» Stated goal
Please convert every line of the records below into a JSON list of strings, one string per line, leaving out any blank lines.

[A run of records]
____________________
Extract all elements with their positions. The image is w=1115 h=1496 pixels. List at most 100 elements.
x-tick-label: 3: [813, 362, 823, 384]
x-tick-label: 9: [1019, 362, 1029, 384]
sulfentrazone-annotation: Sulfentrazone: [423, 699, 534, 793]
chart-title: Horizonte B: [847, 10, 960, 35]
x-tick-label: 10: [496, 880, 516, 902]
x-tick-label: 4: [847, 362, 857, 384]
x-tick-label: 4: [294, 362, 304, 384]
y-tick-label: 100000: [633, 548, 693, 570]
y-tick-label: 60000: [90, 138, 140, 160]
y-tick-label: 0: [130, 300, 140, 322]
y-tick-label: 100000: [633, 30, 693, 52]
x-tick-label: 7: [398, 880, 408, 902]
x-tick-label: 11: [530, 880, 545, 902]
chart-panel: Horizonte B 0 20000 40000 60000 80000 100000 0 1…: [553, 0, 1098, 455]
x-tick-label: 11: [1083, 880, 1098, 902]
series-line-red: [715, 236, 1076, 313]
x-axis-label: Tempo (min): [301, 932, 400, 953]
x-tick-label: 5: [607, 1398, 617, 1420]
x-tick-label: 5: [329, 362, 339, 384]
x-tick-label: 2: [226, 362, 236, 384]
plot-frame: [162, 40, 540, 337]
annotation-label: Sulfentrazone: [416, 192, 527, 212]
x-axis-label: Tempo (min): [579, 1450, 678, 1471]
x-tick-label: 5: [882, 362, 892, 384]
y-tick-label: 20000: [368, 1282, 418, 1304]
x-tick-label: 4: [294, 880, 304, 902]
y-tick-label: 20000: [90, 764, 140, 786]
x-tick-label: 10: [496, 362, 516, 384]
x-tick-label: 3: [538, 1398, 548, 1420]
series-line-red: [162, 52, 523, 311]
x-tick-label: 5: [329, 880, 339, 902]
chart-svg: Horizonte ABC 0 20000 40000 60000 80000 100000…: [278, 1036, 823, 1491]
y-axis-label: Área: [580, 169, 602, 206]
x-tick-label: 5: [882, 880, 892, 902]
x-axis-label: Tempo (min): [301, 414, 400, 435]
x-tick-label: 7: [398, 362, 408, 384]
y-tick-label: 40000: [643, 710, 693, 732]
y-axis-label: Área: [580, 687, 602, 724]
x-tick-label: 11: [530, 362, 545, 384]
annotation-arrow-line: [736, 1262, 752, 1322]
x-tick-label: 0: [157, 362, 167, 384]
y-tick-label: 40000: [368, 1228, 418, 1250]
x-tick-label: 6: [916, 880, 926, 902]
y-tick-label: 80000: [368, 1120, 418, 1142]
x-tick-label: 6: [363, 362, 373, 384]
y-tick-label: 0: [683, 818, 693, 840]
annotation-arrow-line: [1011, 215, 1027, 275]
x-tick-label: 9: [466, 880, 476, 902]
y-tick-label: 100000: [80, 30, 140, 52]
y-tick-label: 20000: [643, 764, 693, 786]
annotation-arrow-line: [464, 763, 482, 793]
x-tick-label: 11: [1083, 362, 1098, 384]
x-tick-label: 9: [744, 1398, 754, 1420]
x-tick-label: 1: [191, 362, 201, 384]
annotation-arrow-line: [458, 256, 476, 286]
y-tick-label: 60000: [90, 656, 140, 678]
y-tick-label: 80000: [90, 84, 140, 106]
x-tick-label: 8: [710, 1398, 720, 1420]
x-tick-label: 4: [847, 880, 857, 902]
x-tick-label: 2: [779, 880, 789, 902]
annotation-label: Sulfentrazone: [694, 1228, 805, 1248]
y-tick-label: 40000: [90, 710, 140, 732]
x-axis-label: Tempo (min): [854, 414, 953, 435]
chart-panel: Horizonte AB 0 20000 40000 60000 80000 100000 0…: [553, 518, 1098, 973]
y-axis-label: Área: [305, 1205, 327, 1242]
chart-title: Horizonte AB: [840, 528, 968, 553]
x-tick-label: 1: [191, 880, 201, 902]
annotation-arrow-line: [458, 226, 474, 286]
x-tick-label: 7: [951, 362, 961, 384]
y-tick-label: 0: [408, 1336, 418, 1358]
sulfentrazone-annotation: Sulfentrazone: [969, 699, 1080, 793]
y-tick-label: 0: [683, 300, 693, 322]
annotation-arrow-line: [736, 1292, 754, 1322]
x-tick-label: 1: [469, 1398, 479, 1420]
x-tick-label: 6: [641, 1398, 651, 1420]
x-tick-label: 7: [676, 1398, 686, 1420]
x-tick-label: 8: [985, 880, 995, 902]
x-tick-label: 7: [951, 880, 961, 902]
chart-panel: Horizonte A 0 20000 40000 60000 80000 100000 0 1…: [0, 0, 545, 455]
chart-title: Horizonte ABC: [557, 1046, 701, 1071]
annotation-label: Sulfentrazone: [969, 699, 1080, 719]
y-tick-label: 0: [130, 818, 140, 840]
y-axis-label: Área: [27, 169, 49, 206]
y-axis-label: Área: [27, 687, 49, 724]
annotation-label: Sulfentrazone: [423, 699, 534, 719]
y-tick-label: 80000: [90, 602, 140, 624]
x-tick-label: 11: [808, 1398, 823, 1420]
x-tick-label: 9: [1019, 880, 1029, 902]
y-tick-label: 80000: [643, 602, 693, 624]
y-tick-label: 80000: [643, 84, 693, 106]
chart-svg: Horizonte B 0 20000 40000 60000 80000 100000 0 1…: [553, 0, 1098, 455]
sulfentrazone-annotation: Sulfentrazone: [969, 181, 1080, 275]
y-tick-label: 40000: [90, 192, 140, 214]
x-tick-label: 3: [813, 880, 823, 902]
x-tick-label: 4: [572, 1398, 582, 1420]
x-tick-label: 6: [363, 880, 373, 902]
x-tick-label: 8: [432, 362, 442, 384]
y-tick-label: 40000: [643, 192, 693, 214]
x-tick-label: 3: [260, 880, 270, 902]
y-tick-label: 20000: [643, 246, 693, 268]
____________________
» Expected answer
[
  "Extract all elements with their positions. The image is w=1115 h=1496 pixels. List at most 100 elements.",
  "x-tick-label: 3: [813, 362, 823, 384]",
  "x-tick-label: 9: [1019, 362, 1029, 384]",
  "sulfentrazone-annotation: Sulfentrazone: [423, 699, 534, 793]",
  "chart-title: Horizonte B: [847, 10, 960, 35]",
  "x-tick-label: 10: [496, 880, 516, 902]",
  "x-tick-label: 4: [847, 362, 857, 384]",
  "x-tick-label: 4: [294, 362, 304, 384]",
  "y-tick-label: 100000: [633, 548, 693, 570]",
  "y-tick-label: 60000: [90, 138, 140, 160]",
  "y-tick-label: 0: [130, 300, 140, 322]",
  "y-tick-label: 100000: [633, 30, 693, 52]",
  "x-tick-label: 7: [398, 880, 408, 902]",
  "x-tick-label: 11: [530, 880, 545, 902]",
  "chart-panel: Horizonte B 0 20000 40000 60000 80000 100000 0 1…: [553, 0, 1098, 455]",
  "x-tick-label: 11: [1083, 880, 1098, 902]",
  "series-line-red: [715, 236, 1076, 313]",
  "x-axis-label: Tempo (min): [301, 932, 400, 953]",
  "x-tick-label: 5: [607, 1398, 617, 1420]",
  "x-tick-label: 5: [329, 362, 339, 384]",
  "x-tick-label: 2: [226, 362, 236, 384]",
  "plot-frame: [162, 40, 540, 337]",
  "annotation-label: Sulfentrazone: [416, 192, 527, 212]",
  "x-axis-label: Tempo (min): [579, 1450, 678, 1471]",
  "x-tick-label: 5: [882, 362, 892, 384]",
  "y-tick-label: 20000: [368, 1282, 418, 1304]",
  "x-tick-label: 4: [294, 880, 304, 902]",
  "y-tick-label: 20000: [90, 764, 140, 786]",
  "x-tick-label: 10: [496, 362, 516, 384]",
  "x-tick-label: 3: [538, 1398, 548, 1420]",
  "series-line-red: [162, 52, 523, 311]",
  "x-tick-label: 5: [329, 880, 339, 902]",
  "chart-svg: Horizonte ABC 0 20000 40000 60000 80000 100000…: [278, 1036, 823, 1491]",
  "y-axis-label: Área: [580, 169, 602, 206]",
  "x-tick-label: 5: [882, 880, 892, 902]",
  "x-axis-label: Tempo (min): [301, 414, 400, 435]",
  "x-tick-label: 7: [398, 362, 408, 384]",
  "y-tick-label: 40000: [643, 710, 693, 732]",
  "y-axis-label: Área: [580, 687, 602, 724]",
  "x-tick-label: 11: [530, 362, 545, 384]",
  "annotation-arrow-line: [736, 1262, 752, 1322]",
  "x-tick-label: 0: [157, 362, 167, 384]",
  "y-tick-label: 40000: [368, 1228, 418, 1250]",
  "x-tick-label: 6: [916, 880, 926, 902]",
  "y-tick-label: 80000: [368, 1120, 418, 1142]",
  "x-tick-label: 6: [363, 362, 373, 384]",
  "y-tick-label: 0: [683, 818, 693, 840]",
  "annotation-arrow-line: [1011, 215, 1027, 275]",
  "x-tick-label: 9: [466, 880, 476, 902]",
  "y-tick-label: 100000: [80, 30, 140, 52]",
  "y-tick-label: 20000: [643, 764, 693, 786]",
  "annotation-arrow-line: [464, 763, 482, 793]",
  "x-tick-label: 11: [1083, 362, 1098, 384]",
  "x-tick-label: 9: [744, 1398, 754, 1420]",
  "x-tick-label: 1: [191, 362, 201, 384]",
  "annotation-arrow-line: [458, 256, 476, 286]",
  "y-tick-label: 60000: [90, 656, 140, 678]",
  "y-tick-label: 80000: [90, 84, 140, 106]",
  "x-tick-label: 8: [710, 1398, 720, 1420]",
  "x-tick-label: 4: [847, 880, 857, 902]",
  "x-tick-label: 2: [779, 880, 789, 902]",
  "annotation-label: Sulfentrazone: [694, 1228, 805, 1248]",
  "y-tick-label: 40000: [90, 710, 140, 732]",
  "x-axis-label: Tempo (min): [854, 414, 953, 435]",
  "chart-panel: Horizonte AB 0 20000 40000 60000 80000 100000 0…: [553, 518, 1098, 973]",
  "y-axis-label: Área: [305, 1205, 327, 1242]",
  "chart-title: Horizonte AB: [840, 528, 968, 553]",
  "x-tick-label: 1: [191, 880, 201, 902]",
  "annotation-arrow-line: [458, 226, 474, 286]",
  "x-tick-label: 7: [951, 362, 961, 384]",
  "y-tick-label: 0: [408, 1336, 418, 1358]",
  "sulfentrazone-annotation: Sulfentrazone: [969, 699, 1080, 793]",
  "y-tick-label: 0: [683, 300, 693, 322]",
  "annotation-arrow-line: [736, 1292, 754, 1322]",
  "x-tick-label: 1: [469, 1398, 479, 1420]",
  "x-tick-label: 6: [641, 1398, 651, 1420]",
  "x-tick-label: 7: [676, 1398, 686, 1420]",
  "x-tick-label: 8: [985, 880, 995, 902]",
  "x-tick-label: 7: [951, 880, 961, 902]",
  "chart-panel: Horizonte A 0 20000 40000 60000 80000 100000 0 1…: [0, 0, 545, 455]",
  "chart-title: Horizonte ABC: [557, 1046, 701, 1071]",
  "annotation-label: Sulfentrazone: [969, 699, 1080, 719]",
  "y-tick-label: 0: [130, 818, 140, 840]",
  "y-axis-label: Área: [27, 169, 49, 206]",
  "y-axis-label: Área: [27, 687, 49, 724]",
  "annotation-label: Sulfentrazone: [423, 699, 534, 719]",
  "y-tick-label: 80000: [90, 602, 140, 624]",
  "x-tick-label: 11: [808, 1398, 823, 1420]",
  "x-tick-label: 9: [1019, 880, 1029, 902]",
  "y-tick-label: 80000: [643, 602, 693, 624]",
  "y-tick-label: 80000: [643, 84, 693, 106]",
  "chart-svg: Horizonte B 0 20000 40000 60000 80000 100000 0 1…: [553, 0, 1098, 455]",
  "sulfentrazone-annotation: Sulfentrazone: [969, 181, 1080, 275]",
  "y-tick-label: 40000: [90, 192, 140, 214]",
  "x-tick-label: 3: [813, 880, 823, 902]",
  "x-tick-label: 4: [572, 1398, 582, 1420]",
  "x-tick-label: 6: [363, 880, 373, 902]",
  "x-tick-label: 8: [432, 362, 442, 384]",
  "y-tick-label: 40000: [643, 192, 693, 214]",
  "x-tick-label: 3: [260, 880, 270, 902]",
  "y-tick-label: 20000: [643, 246, 693, 268]"
]